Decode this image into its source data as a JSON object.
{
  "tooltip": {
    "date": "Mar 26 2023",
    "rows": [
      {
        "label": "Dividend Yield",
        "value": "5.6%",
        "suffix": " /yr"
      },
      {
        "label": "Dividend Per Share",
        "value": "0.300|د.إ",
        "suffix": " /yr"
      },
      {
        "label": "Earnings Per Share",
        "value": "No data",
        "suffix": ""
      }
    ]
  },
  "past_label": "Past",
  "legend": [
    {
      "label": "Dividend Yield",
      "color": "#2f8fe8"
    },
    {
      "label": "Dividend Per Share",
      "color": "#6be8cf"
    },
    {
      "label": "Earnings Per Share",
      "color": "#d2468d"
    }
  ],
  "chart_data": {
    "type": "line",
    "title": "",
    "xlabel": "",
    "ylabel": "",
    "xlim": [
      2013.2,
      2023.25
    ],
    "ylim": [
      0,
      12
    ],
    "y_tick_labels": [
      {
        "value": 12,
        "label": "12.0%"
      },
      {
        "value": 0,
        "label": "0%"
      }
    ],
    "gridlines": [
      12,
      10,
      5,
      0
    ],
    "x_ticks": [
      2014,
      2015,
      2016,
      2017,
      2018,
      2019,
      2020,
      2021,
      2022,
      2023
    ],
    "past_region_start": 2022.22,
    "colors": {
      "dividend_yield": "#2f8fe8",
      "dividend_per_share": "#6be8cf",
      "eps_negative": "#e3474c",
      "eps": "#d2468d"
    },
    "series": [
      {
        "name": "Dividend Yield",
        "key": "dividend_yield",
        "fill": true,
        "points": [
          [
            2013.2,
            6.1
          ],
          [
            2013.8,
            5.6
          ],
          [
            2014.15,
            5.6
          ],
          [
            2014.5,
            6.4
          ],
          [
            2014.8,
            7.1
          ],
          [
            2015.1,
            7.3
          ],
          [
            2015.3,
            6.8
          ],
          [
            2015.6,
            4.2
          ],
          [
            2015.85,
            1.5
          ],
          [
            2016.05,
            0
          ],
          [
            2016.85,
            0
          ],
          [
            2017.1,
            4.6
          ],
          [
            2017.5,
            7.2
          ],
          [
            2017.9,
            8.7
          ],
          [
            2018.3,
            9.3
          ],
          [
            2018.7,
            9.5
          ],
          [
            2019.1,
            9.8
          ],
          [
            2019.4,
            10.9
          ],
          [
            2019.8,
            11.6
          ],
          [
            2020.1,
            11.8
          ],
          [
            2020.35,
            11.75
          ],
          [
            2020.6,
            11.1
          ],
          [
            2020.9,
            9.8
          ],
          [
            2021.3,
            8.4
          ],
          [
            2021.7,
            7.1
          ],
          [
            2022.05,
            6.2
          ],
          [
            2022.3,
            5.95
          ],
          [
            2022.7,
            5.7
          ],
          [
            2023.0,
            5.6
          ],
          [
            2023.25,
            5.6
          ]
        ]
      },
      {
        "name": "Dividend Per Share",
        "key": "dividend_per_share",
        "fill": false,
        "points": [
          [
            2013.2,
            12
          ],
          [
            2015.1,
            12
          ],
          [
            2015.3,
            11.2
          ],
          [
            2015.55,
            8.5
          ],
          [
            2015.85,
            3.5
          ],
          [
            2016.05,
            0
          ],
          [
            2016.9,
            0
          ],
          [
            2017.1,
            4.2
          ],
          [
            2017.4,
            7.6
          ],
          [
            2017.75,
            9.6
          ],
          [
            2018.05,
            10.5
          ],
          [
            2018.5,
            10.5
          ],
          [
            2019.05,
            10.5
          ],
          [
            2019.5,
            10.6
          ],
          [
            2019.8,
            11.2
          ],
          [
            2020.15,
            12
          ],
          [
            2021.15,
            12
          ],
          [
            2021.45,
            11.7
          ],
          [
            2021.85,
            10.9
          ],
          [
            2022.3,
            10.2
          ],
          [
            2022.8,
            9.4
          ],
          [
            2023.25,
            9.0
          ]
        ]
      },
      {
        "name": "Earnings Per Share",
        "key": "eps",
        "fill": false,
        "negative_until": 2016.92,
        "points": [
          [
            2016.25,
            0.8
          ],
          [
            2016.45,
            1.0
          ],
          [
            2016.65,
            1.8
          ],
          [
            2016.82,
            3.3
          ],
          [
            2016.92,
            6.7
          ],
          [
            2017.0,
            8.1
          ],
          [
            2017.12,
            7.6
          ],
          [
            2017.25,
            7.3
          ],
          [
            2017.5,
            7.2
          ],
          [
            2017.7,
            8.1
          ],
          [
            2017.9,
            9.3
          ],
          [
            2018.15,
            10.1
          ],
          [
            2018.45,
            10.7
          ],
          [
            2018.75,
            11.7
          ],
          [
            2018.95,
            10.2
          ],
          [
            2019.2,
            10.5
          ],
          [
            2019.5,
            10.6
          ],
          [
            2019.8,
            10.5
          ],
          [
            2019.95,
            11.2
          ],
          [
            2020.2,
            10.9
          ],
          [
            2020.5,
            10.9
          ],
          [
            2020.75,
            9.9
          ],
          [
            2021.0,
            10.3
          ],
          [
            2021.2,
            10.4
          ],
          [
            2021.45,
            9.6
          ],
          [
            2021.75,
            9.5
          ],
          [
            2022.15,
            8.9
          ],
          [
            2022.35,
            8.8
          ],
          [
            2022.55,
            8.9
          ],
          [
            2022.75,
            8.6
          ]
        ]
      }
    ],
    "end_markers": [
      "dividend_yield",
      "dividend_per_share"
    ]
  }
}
#####
*Task description*: Every record should be given again exactly.

*Answer for this exercise*:
Decode this image into its source data as a JSON object.
{
  "tooltip": {
    "date": "Mar 26 2023",
    "rows": [
      {
        "label": "Dividend Yield",
        "value": "5.6%",
        "suffix": " /yr"
      },
      {
        "label": "Dividend Per Share",
        "value": "0.300|د.إ",
        "suffix": " /yr"
      },
      {
        "label": "Earnings Per Share",
        "value": "No data",
        "suffix": ""
      }
    ]
  },
  "past_label": "Past",
  "legend": [
    {
      "label": "Dividend Yield",
      "color": "#2f8fe8"
    },
    {
      "label": "Dividend Per Share",
      "color": "#6be8cf"
    },
    {
      "label": "Earnings Per Share",
      "color": "#d2468d"
    }
  ],
  "chart_data": {
    "type": "line",
    "title": "",
    "xlabel": "",
    "ylabel": "",
    "xlim": [
      2013.2,
      2023.25
    ],
    "ylim": [
      0,
      12
    ],
    "y_tick_labels": [
      {
        "value": 12,
        "label": "12.0%"
      },
      {
        "value": 0,
        "label": "0%"
      }
    ],
    "gridlines": [
      12,
      10,
      5,
      0
    ],
    "x_ticks": [
      2014,
      2015,
      2016,
      2017,
      2018,
      2019,
      2020,
      2021,
      2022,
      2023
    ],
    "past_region_start": 2022.22,
    "colors": {
      "dividend_yield": "#2f8fe8",
      "dividend_per_share": "#6be8cf",
      "eps_negative": "#e3474c",
      "eps": "#d2468d"
    },
    "series": [
      {
        "name": "Dividend Yield",
        "key": "dividend_yield",
        "fill": true,
        "points": [
          [
            2013.2,
            6.1
          ],
          [
            2013.8,
            5.6
          ],
          [
            2014.15,
            5.6
          ],
          [
            2014.5,
            6.4
          ],
          [
            2014.8,
            7.1
          ],
          [
            2015.1,
            7.3
          ],
          [
            2015.3,
            6.8
          ],
          [
            2015.6,
            4.2
          ],
          [
            2015.85,
            1.5
          ],
          [
            2016.05,
            0
          ],
          [
            2016.85,
            0
          ],
          [
            2017.1,
            4.6
          ],
          [
            2017.5,
            7.2
          ],
          [
            2017.9,
            8.7
          ],
          [
            2018.3,
            9.3
          ],
          [
            2018.7,
            9.5
          ],
          [
            2019.1,
            9.8
          ],
          [
            2019.4,
            10.9
          ],
          [
            2019.8,
            11.6
          ],
          [
            2020.1,
            11.8
          ],
          [
            2020.35,
            11.75
          ],
          [
            2020.6,
            11.1
          ],
          [
            2020.9,
            9.8
          ],
          [
            2021.3,
            8.4
          ],
          [
            2021.7,
            7.1
          ],
          [
            2022.05,
            6.2
          ],
          [
            2022.3,
            5.95
          ],
          [
            2022.7,
            5.7
          ],
          [
            2023.0,
            5.6
          ],
          [
            2023.25,
            5.6
          ]
        ]
      },
      {
        "name": "Dividend Per Share",
        "key": "dividend_per_share",
        "fill": false,
        "points": [
          [
            2013.2,
            12
          ],
          [
            2015.1,
            12
          ],
          [
            2015.3,
            11.2
          ],
          [
            2015.55,
            8.5
          ],
          [
            2015.85,
            3.5
          ],
          [
            2016.05,
            0
          ],
          [
            2016.9,
            0
          ],
          [
            2017.1,
            4.2
          ],
          [
            2017.4,
            7.6
          ],
          [
            2017.75,
            9.6
          ],
          [
            2018.05,
            10.5
          ],
          [
            2018.5,
            10.5
          ],
          [
            2019.05,
            10.5
          ],
          [
            2019.5,
            10.6
          ],
          [
            2019.8,
            11.2
          ],
          [
            2020.15,
            12
          ],
          [
            2021.15,
            12
          ],
          [
            2021.45,
            11.7
          ],
          [
            2021.85,
            10.9
          ],
          [
            2022.3,
            10.2
          ],
          [
            2022.8,
            9.4
          ],
          [
            2023.25,
            9.0
          ]
        ]
      },
      {
        "name": "Earnings Per Share",
        "key": "eps",
        "fill": false,
        "negative_until": 2016.92,
        "points": [
          [
            2016.25,
            0.8
          ],
          [
            2016.45,
            1.0
          ],
          [
            2016.65,
            1.8
          ],
          [
            2016.82,
            3.3
          ],
          [
            2016.92,
            6.7
          ],
          [
            2017.0,
            8.1
          ],
          [
            2017.12,
            7.6
          ],
          [
            2017.25,
            7.3
          ],
          [
            2017.5,
            7.2
          ],
          [
            2017.7,
            8.1
          ],
          [
            2017.9,
            9.3
          ],
          [
            2018.15,
            10.1
          ],
          [
            2018.45,
            10.7
          ],
          [
            2018.75,
            11.7
          ],
          [
            2018.95,
            10.2
          ],
          [
            2019.2,
            10.5
          ],
          [
            2019.5,
            10.6
          ],
          [
            2019.8,
            10.5
          ],
          [
            2019.95,
            11.2
          ],
          [
            2020.2,
            10.9
          ],
          [
            2020.5,
            10.9
          ],
          [
            2020.75,
            9.9
          ],
          [
            2021.0,
            10.3
          ],
          [
            2021.2,
            10.4
          ],
          [
            2021.45,
            9.6
          ],
          [
            2021.75,
            9.5
          ],
          [
            2022.15,
            8.9
          ],
          [
            2022.35,
            8.8
          ],
          [
            2022.55,
            8.9
          ],
          [
            2022.75,
            8.6
          ]
        ]
      }
    ],
    "end_markers": [
      "dividend_yield",
      "dividend_per_share"
    ]
  }
}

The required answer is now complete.